Transcribe the whole listing without a single picture.

** Begin Records **

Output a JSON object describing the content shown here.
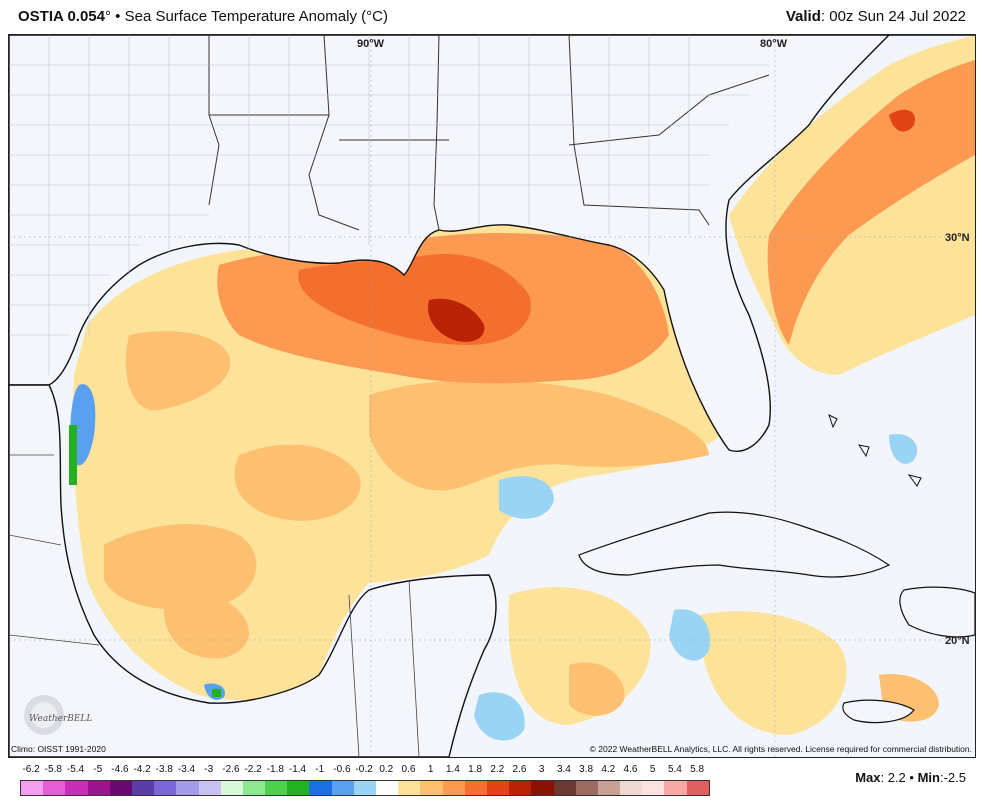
{
  "header": {
    "product": "OSTIA 0.054",
    "degree": "°",
    "bullet": "•",
    "title": "Sea Surface Temperature Anomaly (",
    "unit": "°C",
    "title_close": ")",
    "valid_label": "Valid",
    "valid_value": ": 00z Sun 24 Jul 2022"
  },
  "map": {
    "lon_labels": [
      "90°W",
      "80°W"
    ],
    "lat_labels": [
      "30°N",
      "20°N"
    ],
    "climo": "Climo: OISST 1991-2020",
    "copyright": "© 2022 WeatherBELL Analytics, LLC. All rights reserved. License required for commercial distribution.",
    "logo_text": "WeatherBELL"
  },
  "legend": {
    "ticks": [
      "-6.2",
      "-5.8",
      "-5.4",
      "-5",
      "-4.6",
      "-4.2",
      "-3.8",
      "-3.4",
      "-3",
      "-2.6",
      "-2.2",
      "-1.8",
      "-1.4",
      "-1",
      "-0.6",
      "-0.2",
      "0.2",
      "0.6",
      "1",
      "1.4",
      "1.8",
      "2.2",
      "2.6",
      "3",
      "3.4",
      "3.8",
      "4.2",
      "4.6",
      "5",
      "5.4",
      "5.8"
    ],
    "colors": [
      "#f49ef0",
      "#e55ed8",
      "#c92fb6",
      "#9a138b",
      "#6b0a6e",
      "#5a3ea8",
      "#7b68d8",
      "#a49be8",
      "#c8c2f2",
      "#d9f7d9",
      "#8fe88f",
      "#4fd14f",
      "#23b023",
      "#1c6fe0",
      "#5aa0f0",
      "#9ad4f5",
      "#ffffff",
      "#fde39a",
      "#fcc070",
      "#fb9a50",
      "#f46f2e",
      "#e24416",
      "#b82306",
      "#8a1204",
      "#6a3a32",
      "#9b6a60",
      "#c8a098",
      "#eed8d2",
      "#fde2e2",
      "#f9a8a8",
      "#e06060"
    ]
  },
  "stats": {
    "max_label": "Max",
    "max_value": ": 2.2",
    "separator": "•",
    "min_label": "Min",
    "min_value": ":-2.5"
  }
}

** End Records **

Result of this task:
Output a JSON object describing the content shown here.
{
  "header": {
    "product": "OSTIA 0.054",
    "degree": "°",
    "bullet": "•",
    "title": "Sea Surface Temperature Anomaly (",
    "unit": "°C",
    "title_close": ")",
    "valid_label": "Valid",
    "valid_value": ": 00z Sun 24 Jul 2022"
  },
  "map": {
    "lon_labels": [
      "90°W",
      "80°W"
    ],
    "lat_labels": [
      "30°N",
      "20°N"
    ],
    "climo": "Climo: OISST 1991-2020",
    "copyright": "© 2022 WeatherBELL Analytics, LLC. All rights reserved. License required for commercial distribution.",
    "logo_text": "WeatherBELL"
  },
  "legend": {
    "ticks": [
      "-6.2",
      "-5.8",
      "-5.4",
      "-5",
      "-4.6",
      "-4.2",
      "-3.8",
      "-3.4",
      "-3",
      "-2.6",
      "-2.2",
      "-1.8",
      "-1.4",
      "-1",
      "-0.6",
      "-0.2",
      "0.2",
      "0.6",
      "1",
      "1.4",
      "1.8",
      "2.2",
      "2.6",
      "3",
      "3.4",
      "3.8",
      "4.2",
      "4.6",
      "5",
      "5.4",
      "5.8"
    ],
    "colors": [
      "#f49ef0",
      "#e55ed8",
      "#c92fb6",
      "#9a138b",
      "#6b0a6e",
      "#5a3ea8",
      "#7b68d8",
      "#a49be8",
      "#c8c2f2",
      "#d9f7d9",
      "#8fe88f",
      "#4fd14f",
      "#23b023",
      "#1c6fe0",
      "#5aa0f0",
      "#9ad4f5",
      "#ffffff",
      "#fde39a",
      "#fcc070",
      "#fb9a50",
      "#f46f2e",
      "#e24416",
      "#b82306",
      "#8a1204",
      "#6a3a32",
      "#9b6a60",
      "#c8a098",
      "#eed8d2",
      "#fde2e2",
      "#f9a8a8",
      "#e06060"
    ]
  },
  "stats": {
    "max_label": "Max",
    "max_value": ": 2.2",
    "separator": "•",
    "min_label": "Min",
    "min_value": ":-2.5"
  }
}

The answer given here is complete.